§ **What needs to be done**:
Where a line in the listing contains the string "canadienne", copy that line out.

§ **Materials provided**:

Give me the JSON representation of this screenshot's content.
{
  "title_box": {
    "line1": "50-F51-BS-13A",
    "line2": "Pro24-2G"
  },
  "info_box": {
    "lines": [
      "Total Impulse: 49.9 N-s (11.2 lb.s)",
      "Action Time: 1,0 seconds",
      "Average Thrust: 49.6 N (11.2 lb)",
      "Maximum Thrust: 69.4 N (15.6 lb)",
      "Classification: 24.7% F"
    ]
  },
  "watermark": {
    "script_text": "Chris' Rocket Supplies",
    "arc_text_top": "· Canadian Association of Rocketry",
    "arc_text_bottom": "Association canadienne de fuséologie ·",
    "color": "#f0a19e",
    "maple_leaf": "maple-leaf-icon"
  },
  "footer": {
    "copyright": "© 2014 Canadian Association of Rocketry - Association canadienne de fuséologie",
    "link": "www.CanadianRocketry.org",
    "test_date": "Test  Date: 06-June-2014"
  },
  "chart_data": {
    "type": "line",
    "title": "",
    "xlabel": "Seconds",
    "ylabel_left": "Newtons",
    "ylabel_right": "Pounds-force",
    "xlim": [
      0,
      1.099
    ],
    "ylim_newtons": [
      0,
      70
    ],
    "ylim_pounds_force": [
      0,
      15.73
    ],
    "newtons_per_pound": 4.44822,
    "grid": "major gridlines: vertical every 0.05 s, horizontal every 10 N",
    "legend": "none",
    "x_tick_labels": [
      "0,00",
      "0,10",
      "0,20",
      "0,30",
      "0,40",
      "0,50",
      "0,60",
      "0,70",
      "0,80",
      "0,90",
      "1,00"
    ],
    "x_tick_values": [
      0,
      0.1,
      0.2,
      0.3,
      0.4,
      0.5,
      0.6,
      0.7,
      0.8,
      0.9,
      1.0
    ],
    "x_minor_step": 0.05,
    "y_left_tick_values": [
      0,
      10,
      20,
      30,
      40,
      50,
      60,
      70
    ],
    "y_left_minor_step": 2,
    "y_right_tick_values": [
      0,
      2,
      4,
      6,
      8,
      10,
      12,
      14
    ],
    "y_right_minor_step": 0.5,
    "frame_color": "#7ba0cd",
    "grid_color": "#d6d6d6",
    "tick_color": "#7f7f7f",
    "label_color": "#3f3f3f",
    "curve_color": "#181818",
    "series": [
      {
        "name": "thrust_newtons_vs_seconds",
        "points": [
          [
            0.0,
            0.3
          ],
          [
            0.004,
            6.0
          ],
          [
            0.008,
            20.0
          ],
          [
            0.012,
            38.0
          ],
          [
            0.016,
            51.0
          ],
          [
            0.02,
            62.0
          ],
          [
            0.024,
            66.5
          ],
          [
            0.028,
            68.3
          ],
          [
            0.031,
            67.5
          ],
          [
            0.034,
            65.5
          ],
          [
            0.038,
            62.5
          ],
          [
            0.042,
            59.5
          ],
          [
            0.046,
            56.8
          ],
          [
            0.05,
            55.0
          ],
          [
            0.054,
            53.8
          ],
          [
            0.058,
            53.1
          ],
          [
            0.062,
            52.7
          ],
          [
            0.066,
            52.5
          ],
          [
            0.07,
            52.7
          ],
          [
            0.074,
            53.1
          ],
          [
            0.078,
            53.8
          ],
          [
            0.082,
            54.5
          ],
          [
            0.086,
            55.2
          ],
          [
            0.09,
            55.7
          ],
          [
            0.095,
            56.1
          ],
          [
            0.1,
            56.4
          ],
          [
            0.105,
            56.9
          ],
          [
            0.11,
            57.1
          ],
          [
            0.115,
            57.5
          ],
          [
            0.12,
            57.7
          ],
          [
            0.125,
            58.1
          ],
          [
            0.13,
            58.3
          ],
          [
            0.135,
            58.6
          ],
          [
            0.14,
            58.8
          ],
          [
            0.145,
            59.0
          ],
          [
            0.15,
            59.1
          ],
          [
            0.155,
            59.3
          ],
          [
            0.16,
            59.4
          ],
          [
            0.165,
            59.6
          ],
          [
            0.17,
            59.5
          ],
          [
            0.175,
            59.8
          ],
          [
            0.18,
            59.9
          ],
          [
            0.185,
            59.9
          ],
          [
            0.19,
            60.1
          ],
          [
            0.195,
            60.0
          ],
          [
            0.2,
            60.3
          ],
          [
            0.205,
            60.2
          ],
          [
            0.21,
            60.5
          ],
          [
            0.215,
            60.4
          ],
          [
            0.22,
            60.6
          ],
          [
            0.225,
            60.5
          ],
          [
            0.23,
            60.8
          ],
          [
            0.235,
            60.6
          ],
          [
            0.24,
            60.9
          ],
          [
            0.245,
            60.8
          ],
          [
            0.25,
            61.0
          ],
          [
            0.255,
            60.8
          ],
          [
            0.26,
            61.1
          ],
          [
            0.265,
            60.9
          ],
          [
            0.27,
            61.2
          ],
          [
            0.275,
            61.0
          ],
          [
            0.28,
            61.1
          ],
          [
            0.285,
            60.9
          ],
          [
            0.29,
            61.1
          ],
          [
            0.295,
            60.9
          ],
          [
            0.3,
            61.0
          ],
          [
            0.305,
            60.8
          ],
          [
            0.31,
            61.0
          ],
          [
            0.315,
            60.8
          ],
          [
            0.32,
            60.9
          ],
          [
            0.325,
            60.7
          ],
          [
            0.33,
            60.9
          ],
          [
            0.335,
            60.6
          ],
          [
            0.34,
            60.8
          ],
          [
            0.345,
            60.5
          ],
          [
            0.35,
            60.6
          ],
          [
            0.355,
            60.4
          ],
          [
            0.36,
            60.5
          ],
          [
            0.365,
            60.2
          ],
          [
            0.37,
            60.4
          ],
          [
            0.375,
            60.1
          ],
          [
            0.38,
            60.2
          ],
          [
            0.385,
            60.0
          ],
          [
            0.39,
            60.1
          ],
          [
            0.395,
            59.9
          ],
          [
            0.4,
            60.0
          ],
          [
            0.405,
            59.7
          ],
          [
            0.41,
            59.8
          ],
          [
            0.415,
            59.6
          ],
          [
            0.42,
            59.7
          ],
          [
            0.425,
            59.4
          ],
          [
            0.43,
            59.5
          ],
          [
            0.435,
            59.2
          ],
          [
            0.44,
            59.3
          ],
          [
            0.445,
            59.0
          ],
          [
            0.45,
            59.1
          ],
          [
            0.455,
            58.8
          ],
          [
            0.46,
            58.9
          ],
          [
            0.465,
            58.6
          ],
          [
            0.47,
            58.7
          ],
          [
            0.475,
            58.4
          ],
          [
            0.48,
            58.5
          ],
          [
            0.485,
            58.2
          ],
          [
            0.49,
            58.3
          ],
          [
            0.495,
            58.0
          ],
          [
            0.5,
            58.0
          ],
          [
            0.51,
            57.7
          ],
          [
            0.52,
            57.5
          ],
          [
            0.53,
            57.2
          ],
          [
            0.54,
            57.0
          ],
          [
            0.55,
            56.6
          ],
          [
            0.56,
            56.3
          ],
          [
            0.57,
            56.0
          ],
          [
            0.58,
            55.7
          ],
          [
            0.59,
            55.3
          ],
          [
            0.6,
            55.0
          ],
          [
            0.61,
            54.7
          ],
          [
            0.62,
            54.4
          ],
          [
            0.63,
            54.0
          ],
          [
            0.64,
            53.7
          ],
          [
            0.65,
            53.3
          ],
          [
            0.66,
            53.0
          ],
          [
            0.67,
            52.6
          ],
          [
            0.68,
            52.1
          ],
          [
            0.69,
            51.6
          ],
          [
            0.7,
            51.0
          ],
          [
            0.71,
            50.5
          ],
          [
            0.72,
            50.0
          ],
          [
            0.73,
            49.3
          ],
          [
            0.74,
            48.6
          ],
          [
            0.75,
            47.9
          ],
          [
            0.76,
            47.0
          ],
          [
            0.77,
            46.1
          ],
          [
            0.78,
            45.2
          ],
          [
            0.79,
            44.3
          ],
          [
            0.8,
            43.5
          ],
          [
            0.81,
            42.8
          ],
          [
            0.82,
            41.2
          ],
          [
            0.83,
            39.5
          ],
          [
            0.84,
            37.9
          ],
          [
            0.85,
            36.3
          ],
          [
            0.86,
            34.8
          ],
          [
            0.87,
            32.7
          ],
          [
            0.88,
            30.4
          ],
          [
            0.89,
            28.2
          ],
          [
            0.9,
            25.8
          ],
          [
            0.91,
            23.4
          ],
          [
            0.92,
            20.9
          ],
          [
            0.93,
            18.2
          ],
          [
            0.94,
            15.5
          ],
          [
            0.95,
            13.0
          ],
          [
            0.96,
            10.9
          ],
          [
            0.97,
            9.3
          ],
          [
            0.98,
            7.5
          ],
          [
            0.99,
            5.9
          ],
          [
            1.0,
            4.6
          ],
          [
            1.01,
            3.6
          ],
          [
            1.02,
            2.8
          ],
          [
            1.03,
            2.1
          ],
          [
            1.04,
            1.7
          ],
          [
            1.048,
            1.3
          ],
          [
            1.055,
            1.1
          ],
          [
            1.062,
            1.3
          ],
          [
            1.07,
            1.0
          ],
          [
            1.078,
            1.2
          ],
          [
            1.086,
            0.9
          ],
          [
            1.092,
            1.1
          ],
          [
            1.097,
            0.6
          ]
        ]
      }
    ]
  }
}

§ **Result for this task**:
    "arc_text_bottom": "Association canadienne de fuséologie ·",
    "copyright": "© 2014 Canadian Association of Rocketry - Association canadienne de fuséologie",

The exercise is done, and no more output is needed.